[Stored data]

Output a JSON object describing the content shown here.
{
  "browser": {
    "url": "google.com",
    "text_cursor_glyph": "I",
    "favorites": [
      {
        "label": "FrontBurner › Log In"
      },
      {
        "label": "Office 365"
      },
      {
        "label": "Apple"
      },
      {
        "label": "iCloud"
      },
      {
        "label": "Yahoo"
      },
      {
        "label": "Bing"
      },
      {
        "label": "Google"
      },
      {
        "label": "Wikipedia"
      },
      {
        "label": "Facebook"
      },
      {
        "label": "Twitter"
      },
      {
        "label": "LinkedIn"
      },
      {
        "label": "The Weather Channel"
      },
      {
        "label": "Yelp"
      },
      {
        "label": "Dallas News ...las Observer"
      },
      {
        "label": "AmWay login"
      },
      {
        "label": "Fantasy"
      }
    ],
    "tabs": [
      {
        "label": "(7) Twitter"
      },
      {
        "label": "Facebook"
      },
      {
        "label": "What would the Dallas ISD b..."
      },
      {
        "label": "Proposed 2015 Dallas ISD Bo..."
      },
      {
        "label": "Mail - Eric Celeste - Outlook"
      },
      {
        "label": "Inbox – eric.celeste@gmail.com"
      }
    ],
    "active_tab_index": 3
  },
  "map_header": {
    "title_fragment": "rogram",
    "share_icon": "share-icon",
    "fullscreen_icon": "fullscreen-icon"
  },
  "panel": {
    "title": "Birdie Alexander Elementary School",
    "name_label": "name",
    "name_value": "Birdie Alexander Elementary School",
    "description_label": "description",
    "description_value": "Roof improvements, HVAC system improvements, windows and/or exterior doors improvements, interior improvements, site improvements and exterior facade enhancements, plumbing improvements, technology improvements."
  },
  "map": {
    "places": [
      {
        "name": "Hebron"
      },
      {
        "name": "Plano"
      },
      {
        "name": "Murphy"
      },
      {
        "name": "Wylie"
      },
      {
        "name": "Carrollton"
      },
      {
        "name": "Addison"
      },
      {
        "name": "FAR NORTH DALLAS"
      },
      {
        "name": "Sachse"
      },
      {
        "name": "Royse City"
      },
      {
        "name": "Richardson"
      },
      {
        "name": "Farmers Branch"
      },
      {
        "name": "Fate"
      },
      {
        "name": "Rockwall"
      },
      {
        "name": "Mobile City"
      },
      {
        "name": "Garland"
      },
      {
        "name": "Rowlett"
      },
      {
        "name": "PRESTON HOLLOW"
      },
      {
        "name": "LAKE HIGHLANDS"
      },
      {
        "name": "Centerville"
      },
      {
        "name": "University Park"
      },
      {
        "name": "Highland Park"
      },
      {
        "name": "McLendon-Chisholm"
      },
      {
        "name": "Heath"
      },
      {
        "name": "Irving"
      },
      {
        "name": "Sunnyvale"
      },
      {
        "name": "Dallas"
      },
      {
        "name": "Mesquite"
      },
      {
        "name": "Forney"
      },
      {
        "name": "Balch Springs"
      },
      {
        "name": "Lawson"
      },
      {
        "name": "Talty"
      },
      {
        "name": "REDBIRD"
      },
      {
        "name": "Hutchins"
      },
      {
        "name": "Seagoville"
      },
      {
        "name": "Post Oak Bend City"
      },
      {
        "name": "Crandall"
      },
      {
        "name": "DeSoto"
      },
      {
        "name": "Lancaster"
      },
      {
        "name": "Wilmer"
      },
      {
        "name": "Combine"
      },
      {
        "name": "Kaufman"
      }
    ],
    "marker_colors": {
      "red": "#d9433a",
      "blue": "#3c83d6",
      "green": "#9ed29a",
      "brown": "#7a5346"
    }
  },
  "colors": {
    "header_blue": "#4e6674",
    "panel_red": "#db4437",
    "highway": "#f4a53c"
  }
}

• Written exercise:
Exactly as they are written, print the entries again.

• Exercise solution:
Output a JSON object describing the content shown here.
{
  "browser": {
    "url": "google.com",
    "text_cursor_glyph": "I",
    "favorites": [
      {
        "label": "FrontBurner › Log In"
      },
      {
        "label": "Office 365"
      },
      {
        "label": "Apple"
      },
      {
        "label": "iCloud"
      },
      {
        "label": "Yahoo"
      },
      {
        "label": "Bing"
      },
      {
        "label": "Google"
      },
      {
        "label": "Wikipedia"
      },
      {
        "label": "Facebook"
      },
      {
        "label": "Twitter"
      },
      {
        "label": "LinkedIn"
      },
      {
        "label": "The Weather Channel"
      },
      {
        "label": "Yelp"
      },
      {
        "label": "Dallas News ...las Observer"
      },
      {
        "label": "AmWay login"
      },
      {
        "label": "Fantasy"
      }
    ],
    "tabs": [
      {
        "label": "(7) Twitter"
      },
      {
        "label": "Facebook"
      },
      {
        "label": "What would the Dallas ISD b..."
      },
      {
        "label": "Proposed 2015 Dallas ISD Bo..."
      },
      {
        "label": "Mail - Eric Celeste - Outlook"
      },
      {
        "label": "Inbox – eric.celeste@gmail.com"
      }
    ],
    "active_tab_index": 3
  },
  "map_header": {
    "title_fragment": "rogram",
    "share_icon": "share-icon",
    "fullscreen_icon": "fullscreen-icon"
  },
  "panel": {
    "title": "Birdie Alexander Elementary School",
    "name_label": "name",
    "name_value": "Birdie Alexander Elementary School",
    "description_label": "description",
    "description_value": "Roof improvements, HVAC system improvements, windows and/or exterior doors improvements, interior improvements, site improvements and exterior facade enhancements, plumbing improvements, technology improvements."
  },
  "map": {
    "places": [
      {
        "name": "Hebron"
      },
      {
        "name": "Plano"
      },
      {
        "name": "Murphy"
      },
      {
        "name": "Wylie"
      },
      {
        "name": "Carrollton"
      },
      {
        "name": "Addison"
      },
      {
        "name": "FAR NORTH DALLAS"
      },
      {
        "name": "Sachse"
      },
      {
        "name": "Royse City"
      },
      {
        "name": "Richardson"
      },
      {
        "name": "Farmers Branch"
      },
      {
        "name": "Fate"
      },
      {
        "name": "Rockwall"
      },
      {
        "name": "Mobile City"
      },
      {
        "name": "Garland"
      },
      {
        "name": "Rowlett"
      },
      {
        "name": "PRESTON HOLLOW"
      },
      {
        "name": "LAKE HIGHLANDS"
      },
      {
        "name": "Centerville"
      },
      {
        "name": "University Park"
      },
      {
        "name": "Highland Park"
      },
      {
        "name": "McLendon-Chisholm"
      },
      {
        "name": "Heath"
      },
      {
        "name": "Irving"
      },
      {
        "name": "Sunnyvale"
      },
      {
        "name": "Dallas"
      },
      {
        "name": "Mesquite"
      },
      {
        "name": "Forney"
      },
      {
        "name": "Balch Springs"
      },
      {
        "name": "Lawson"
      },
      {
        "name": "Talty"
      },
      {
        "name": "REDBIRD"
      },
      {
        "name": "Hutchins"
      },
      {
        "name": "Seagoville"
      },
      {
        "name": "Post Oak Bend City"
      },
      {
        "name": "Crandall"
      },
      {
        "name": "DeSoto"
      },
      {
        "name": "Lancaster"
      },
      {
        "name": "Wilmer"
      },
      {
        "name": "Combine"
      },
      {
        "name": "Kaufman"
      }
    ],
    "marker_colors": {
      "red": "#d9433a",
      "blue": "#3c83d6",
      "green": "#9ed29a",
      "brown": "#7a5346"
    }
  },
  "colors": {
    "header_blue": "#4e6674",
    "panel_red": "#db4437",
    "highway": "#f4a53c"
  }
}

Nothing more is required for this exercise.